TRECHO CITADO
Segundo apontam investigações, um ex-assessor do vereador Gilmar Ferreira Lopes, o Gilmarzinho (PTC), preso ontem com sua filha, fazia do seu trabalho um ‘balcão de negócios’, aproveitando-se das dificuldades financeiras de seus pares para empréstimos de valores a juros considerados extorsivos (10% ao mês).
Nas buscas, diversos documentos foram encontrados no apartamento do alvo da operação, inclusive, documentos relacionados a funcionários da câmara. Os detalhes estão sob sigilo para não atrapalhar as investigações, visto que o caso envolve outras pessoas.
Não se descarta, entretanto, o cumprimento de novos mandados a qualquer momento nesse fim de semana. Outro fato que chamou a atenção dos agentes policiais foi a quantidade de medicamentos encontrada no apartamento. Conforme uma fonte ouvida pelo Diário do Aço, não está descartada a possibilidade de serem medicamentos extraviados, o que ainda será melhor investigado.
Segundo os investigadores, a carga de medicamentos encontrada está avaliada em mais de quinze mil reais.

DADOS A EXAMINAR

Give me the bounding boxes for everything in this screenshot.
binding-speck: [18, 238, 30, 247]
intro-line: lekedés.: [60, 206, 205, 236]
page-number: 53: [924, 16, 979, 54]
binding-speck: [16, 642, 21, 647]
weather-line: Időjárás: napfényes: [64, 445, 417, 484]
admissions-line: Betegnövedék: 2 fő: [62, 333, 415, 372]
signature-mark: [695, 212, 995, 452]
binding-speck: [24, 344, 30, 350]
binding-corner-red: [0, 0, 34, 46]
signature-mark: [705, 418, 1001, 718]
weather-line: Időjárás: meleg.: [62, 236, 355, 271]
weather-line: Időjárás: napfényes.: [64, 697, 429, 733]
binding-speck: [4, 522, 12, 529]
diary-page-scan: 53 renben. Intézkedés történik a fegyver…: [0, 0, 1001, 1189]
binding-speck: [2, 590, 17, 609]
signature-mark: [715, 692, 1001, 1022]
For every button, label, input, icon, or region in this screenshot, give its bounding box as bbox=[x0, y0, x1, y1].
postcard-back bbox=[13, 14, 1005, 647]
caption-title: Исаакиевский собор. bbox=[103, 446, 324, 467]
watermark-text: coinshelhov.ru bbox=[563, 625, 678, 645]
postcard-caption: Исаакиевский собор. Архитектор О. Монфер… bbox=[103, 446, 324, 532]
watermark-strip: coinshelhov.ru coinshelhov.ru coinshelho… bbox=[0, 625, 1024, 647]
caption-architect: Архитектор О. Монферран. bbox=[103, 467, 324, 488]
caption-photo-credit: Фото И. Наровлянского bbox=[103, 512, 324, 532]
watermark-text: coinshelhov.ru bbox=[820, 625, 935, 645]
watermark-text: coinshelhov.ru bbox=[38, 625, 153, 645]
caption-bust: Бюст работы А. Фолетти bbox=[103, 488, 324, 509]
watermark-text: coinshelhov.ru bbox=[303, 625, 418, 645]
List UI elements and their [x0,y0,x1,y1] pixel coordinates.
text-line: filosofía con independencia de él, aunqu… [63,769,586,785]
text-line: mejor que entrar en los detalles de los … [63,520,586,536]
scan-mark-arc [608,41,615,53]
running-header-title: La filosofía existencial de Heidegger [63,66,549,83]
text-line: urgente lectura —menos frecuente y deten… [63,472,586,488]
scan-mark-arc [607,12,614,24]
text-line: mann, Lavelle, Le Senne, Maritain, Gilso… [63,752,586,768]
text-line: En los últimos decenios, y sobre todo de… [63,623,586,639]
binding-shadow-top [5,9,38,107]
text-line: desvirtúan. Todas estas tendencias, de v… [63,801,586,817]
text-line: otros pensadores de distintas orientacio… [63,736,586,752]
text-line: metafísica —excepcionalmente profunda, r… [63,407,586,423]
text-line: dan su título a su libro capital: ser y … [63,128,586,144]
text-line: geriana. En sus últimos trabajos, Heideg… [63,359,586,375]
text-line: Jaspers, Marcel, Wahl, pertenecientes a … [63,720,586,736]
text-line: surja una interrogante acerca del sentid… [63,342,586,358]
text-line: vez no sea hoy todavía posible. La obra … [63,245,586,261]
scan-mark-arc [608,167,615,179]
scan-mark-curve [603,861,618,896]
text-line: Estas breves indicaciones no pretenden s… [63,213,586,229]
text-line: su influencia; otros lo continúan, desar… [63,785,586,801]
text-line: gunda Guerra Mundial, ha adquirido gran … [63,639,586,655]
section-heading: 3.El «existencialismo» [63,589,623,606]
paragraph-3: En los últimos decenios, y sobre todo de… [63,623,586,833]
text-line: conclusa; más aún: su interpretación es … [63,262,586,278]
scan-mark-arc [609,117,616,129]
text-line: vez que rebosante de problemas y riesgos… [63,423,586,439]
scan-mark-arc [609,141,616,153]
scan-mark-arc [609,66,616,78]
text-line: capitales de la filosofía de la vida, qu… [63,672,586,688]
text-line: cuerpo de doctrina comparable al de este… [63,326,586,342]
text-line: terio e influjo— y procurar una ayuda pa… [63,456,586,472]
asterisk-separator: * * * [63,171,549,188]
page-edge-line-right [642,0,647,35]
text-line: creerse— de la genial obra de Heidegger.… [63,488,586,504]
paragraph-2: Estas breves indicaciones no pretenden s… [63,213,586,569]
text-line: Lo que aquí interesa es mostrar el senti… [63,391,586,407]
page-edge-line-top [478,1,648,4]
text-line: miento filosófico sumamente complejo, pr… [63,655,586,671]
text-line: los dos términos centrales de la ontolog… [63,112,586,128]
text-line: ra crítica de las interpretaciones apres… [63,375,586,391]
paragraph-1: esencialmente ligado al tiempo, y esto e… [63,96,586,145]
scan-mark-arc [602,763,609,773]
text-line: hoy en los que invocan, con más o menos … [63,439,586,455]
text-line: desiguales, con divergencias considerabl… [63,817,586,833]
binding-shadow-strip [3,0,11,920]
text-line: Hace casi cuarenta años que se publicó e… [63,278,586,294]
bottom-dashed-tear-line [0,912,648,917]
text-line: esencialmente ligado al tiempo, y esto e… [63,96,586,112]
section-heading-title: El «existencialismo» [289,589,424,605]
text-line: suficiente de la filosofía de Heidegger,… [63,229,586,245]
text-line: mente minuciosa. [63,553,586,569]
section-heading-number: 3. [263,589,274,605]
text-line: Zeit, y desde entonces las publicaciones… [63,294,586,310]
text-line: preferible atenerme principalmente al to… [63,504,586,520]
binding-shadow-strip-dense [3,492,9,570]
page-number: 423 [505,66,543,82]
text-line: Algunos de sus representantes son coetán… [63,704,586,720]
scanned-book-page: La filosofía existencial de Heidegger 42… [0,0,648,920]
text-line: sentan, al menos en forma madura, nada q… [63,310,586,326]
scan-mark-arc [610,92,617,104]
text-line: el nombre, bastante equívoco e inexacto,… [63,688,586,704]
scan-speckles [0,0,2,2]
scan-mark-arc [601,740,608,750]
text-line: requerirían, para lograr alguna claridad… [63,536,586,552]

TAREFAS A CUMPRIR
A. No texto sobre a investigação, qual era a taxa de juros cobrada pelo ex-assessor nos empréstimos?
B. Reescreva em forma de lista o parágrafo do texto sobre a investigação que começa com "Não se descarta, entretanto", preservando seus fatos principais.
C. Dê continuidade ao texto sobre a investigação a partir da última frase apresentada.
As entradas não têm qualquer papel no que se pede aqui.

LISTA DE RESPOSTAS
A. 10% ao mês.

B.
- Novos mandados podem ser cumpridos a qualquer momento nesse fim de semana.
- A quantidade de medicamentos encontrada no apartamento chamou a atenção dos policiais.
- Segundo uma fonte ouvida pelo Diário do Aço, os medicamentos podem ter sido extraviados, hipótese que ainda será investigada.

C.
Entenda:
O vereador de Ipatinga, Gilmar Ferreira Lopes, o Gilmarzinho (PTC), foi preso na tarde desta quinta-feira (25), depois de se apresentar à polícia. Investigado no âmbito da Operação Dolos, do Grupo de Atuação Especial de Repressão ao Crime Organizado (Gaeco), que apura desvio de dinheiro público em gabinetes de parlamentares em Ipatinga, o vereador tinha um mandado de prisão expedido pela Justiça Criminal.
Já a filha do vereador, Gilcelia de Oliveira Lopes Daniel, de 36 anos, foi presa em sua residência, no bairro Bom Jardim. Ela é investigada como suspeita de gerenciar um esquema de caixinha de gabinete, formada com parte dos salários recolhida dos assessores de gabinete do pai. Pelo mesmo motivo, outros seis vereadores são investigados e já foram presos pelo Gaeco, dos quais quatro já renunciaram aos mandatos.